--- start of Supplied records ---

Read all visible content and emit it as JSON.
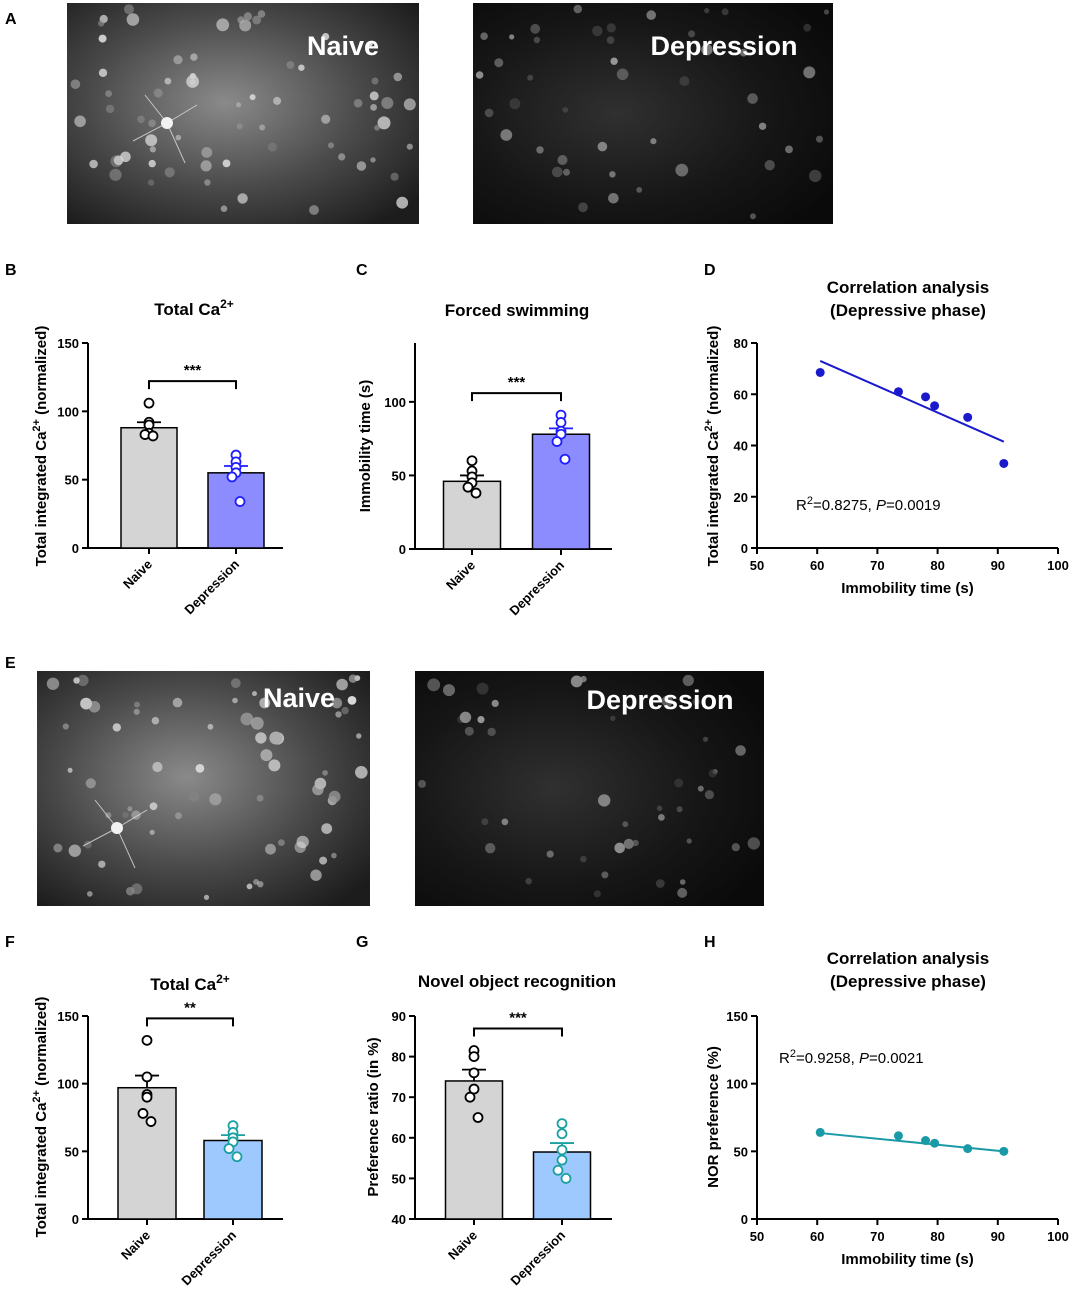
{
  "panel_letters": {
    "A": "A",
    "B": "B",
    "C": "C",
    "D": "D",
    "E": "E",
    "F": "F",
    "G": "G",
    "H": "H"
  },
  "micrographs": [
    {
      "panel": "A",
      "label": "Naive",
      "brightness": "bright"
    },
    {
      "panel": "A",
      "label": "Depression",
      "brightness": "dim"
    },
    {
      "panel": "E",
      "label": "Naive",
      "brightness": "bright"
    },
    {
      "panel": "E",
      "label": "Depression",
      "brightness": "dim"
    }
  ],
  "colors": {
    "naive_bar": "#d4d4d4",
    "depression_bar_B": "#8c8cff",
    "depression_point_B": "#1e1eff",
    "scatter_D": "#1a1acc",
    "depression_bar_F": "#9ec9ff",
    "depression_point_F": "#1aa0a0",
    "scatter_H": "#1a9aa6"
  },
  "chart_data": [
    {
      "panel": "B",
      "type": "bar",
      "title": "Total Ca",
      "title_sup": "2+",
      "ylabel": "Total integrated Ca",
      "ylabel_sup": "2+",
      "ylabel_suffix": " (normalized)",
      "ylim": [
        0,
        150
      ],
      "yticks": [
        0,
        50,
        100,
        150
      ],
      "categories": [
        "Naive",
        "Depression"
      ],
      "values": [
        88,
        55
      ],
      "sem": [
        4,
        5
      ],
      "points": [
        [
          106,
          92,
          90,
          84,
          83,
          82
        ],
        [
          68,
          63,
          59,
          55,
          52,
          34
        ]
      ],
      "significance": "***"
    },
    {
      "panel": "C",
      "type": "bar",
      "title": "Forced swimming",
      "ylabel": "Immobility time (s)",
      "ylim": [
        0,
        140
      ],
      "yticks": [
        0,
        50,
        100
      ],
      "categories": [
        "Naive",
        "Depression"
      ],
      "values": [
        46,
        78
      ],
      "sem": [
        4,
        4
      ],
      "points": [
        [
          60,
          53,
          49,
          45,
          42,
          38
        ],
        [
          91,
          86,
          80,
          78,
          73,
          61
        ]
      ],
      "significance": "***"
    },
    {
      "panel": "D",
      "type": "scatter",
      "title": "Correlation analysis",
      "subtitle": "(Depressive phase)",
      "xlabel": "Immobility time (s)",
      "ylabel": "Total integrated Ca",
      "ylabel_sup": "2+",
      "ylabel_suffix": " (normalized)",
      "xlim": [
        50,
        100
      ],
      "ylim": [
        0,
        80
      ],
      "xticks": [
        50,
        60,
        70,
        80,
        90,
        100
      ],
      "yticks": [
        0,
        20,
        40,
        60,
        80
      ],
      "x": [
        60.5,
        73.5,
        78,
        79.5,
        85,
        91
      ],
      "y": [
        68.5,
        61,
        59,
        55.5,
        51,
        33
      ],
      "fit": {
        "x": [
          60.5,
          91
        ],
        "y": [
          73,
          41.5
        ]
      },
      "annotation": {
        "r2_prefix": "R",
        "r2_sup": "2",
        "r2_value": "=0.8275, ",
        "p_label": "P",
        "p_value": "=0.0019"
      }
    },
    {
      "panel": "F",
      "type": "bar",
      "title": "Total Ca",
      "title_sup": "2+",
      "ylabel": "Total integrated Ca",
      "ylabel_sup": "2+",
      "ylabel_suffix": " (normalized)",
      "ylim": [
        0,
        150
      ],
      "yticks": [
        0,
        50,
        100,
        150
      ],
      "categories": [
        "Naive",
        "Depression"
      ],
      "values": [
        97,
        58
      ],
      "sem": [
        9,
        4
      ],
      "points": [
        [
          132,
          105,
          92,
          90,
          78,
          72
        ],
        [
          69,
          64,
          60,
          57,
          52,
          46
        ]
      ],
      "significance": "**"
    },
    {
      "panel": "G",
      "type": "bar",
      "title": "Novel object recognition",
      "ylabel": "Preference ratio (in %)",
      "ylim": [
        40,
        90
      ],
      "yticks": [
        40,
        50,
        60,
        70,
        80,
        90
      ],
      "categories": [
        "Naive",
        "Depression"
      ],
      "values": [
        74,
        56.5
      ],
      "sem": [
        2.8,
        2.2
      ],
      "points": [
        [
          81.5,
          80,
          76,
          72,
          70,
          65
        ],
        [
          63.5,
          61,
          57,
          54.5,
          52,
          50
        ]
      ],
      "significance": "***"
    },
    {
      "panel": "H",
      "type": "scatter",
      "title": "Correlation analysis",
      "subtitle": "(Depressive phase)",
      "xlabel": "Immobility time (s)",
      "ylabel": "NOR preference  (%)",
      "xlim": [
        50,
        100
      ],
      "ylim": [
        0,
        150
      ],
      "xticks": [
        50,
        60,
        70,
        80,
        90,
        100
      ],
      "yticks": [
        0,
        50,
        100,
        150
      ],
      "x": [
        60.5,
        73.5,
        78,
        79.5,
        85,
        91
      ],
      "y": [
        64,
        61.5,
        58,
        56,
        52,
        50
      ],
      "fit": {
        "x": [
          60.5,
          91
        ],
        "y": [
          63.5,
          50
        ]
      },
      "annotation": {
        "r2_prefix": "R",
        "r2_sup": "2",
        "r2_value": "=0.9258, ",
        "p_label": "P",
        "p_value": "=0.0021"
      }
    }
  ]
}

--- end of Supplied records ---

Transcribe the listing in full. Omit the pictures and keep every line exact.

Read all visible content and emit it as JSON.
{
  "panel_letters": {
    "A": "A",
    "B": "B",
    "C": "C",
    "D": "D",
    "E": "E",
    "F": "F",
    "G": "G",
    "H": "H"
  },
  "micrographs": [
    {
      "panel": "A",
      "label": "Naive",
      "brightness": "bright"
    },
    {
      "panel": "A",
      "label": "Depression",
      "brightness": "dim"
    },
    {
      "panel": "E",
      "label": "Naive",
      "brightness": "bright"
    },
    {
      "panel": "E",
      "label": "Depression",
      "brightness": "dim"
    }
  ],
  "colors": {
    "naive_bar": "#d4d4d4",
    "depression_bar_B": "#8c8cff",
    "depression_point_B": "#1e1eff",
    "scatter_D": "#1a1acc",
    "depression_bar_F": "#9ec9ff",
    "depression_point_F": "#1aa0a0",
    "scatter_H": "#1a9aa6"
  },
  "chart_data": [
    {
      "panel": "B",
      "type": "bar",
      "title": "Total Ca",
      "title_sup": "2+",
      "ylabel": "Total integrated Ca",
      "ylabel_sup": "2+",
      "ylabel_suffix": " (normalized)",
      "ylim": [
        0,
        150
      ],
      "yticks": [
        0,
        50,
        100,
        150
      ],
      "categories": [
        "Naive",
        "Depression"
      ],
      "values": [
        88,
        55
      ],
      "sem": [
        4,
        5
      ],
      "points": [
        [
          106,
          92,
          90,
          84,
          83,
          82
        ],
        [
          68,
          63,
          59,
          55,
          52,
          34
        ]
      ],
      "significance": "***"
    },
    {
      "panel": "C",
      "type": "bar",
      "title": "Forced swimming",
      "ylabel": "Immobility time (s)",
      "ylim": [
        0,
        140
      ],
      "yticks": [
        0,
        50,
        100
      ],
      "categories": [
        "Naive",
        "Depression"
      ],
      "values": [
        46,
        78
      ],
      "sem": [
        4,
        4
      ],
      "points": [
        [
          60,
          53,
          49,
          45,
          42,
          38
        ],
        [
          91,
          86,
          80,
          78,
          73,
          61
        ]
      ],
      "significance": "***"
    },
    {
      "panel": "D",
      "type": "scatter",
      "title": "Correlation analysis",
      "subtitle": "(Depressive phase)",
      "xlabel": "Immobility time (s)",
      "ylabel": "Total integrated Ca",
      "ylabel_sup": "2+",
      "ylabel_suffix": " (normalized)",
      "xlim": [
        50,
        100
      ],
      "ylim": [
        0,
        80
      ],
      "xticks": [
        50,
        60,
        70,
        80,
        90,
        100
      ],
      "yticks": [
        0,
        20,
        40,
        60,
        80
      ],
      "x": [
        60.5,
        73.5,
        78,
        79.5,
        85,
        91
      ],
      "y": [
        68.5,
        61,
        59,
        55.5,
        51,
        33
      ],
      "fit": {
        "x": [
          60.5,
          91
        ],
        "y": [
          73,
          41.5
        ]
      },
      "annotation": {
        "r2_prefix": "R",
        "r2_sup": "2",
        "r2_value": "=0.8275, ",
        "p_label": "P",
        "p_value": "=0.0019"
      }
    },
    {
      "panel": "F",
      "type": "bar",
      "title": "Total Ca",
      "title_sup": "2+",
      "ylabel": "Total integrated Ca",
      "ylabel_sup": "2+",
      "ylabel_suffix": " (normalized)",
      "ylim": [
        0,
        150
      ],
      "yticks": [
        0,
        50,
        100,
        150
      ],
      "categories": [
        "Naive",
        "Depression"
      ],
      "values": [
        97,
        58
      ],
      "sem": [
        9,
        4
      ],
      "points": [
        [
          132,
          105,
          92,
          90,
          78,
          72
        ],
        [
          69,
          64,
          60,
          57,
          52,
          46
        ]
      ],
      "significance": "**"
    },
    {
      "panel": "G",
      "type": "bar",
      "title": "Novel object recognition",
      "ylabel": "Preference ratio (in %)",
      "ylim": [
        40,
        90
      ],
      "yticks": [
        40,
        50,
        60,
        70,
        80,
        90
      ],
      "categories": [
        "Naive",
        "Depression"
      ],
      "values": [
        74,
        56.5
      ],
      "sem": [
        2.8,
        2.2
      ],
      "points": [
        [
          81.5,
          80,
          76,
          72,
          70,
          65
        ],
        [
          63.5,
          61,
          57,
          54.5,
          52,
          50
        ]
      ],
      "significance": "***"
    },
    {
      "panel": "H",
      "type": "scatter",
      "title": "Correlation analysis",
      "subtitle": "(Depressive phase)",
      "xlabel": "Immobility time (s)",
      "ylabel": "NOR preference  (%)",
      "xlim": [
        50,
        100
      ],
      "ylim": [
        0,
        150
      ],
      "xticks": [
        50,
        60,
        70,
        80,
        90,
        100
      ],
      "yticks": [
        0,
        50,
        100,
        150
      ],
      "x": [
        60.5,
        73.5,
        78,
        79.5,
        85,
        91
      ],
      "y": [
        64,
        61.5,
        58,
        56,
        52,
        50
      ],
      "fit": {
        "x": [
          60.5,
          91
        ],
        "y": [
          63.5,
          50
        ]
      },
      "annotation": {
        "r2_prefix": "R",
        "r2_sup": "2",
        "r2_value": "=0.9258, ",
        "p_label": "P",
        "p_value": "=0.0021"
      }
    }
  ]
}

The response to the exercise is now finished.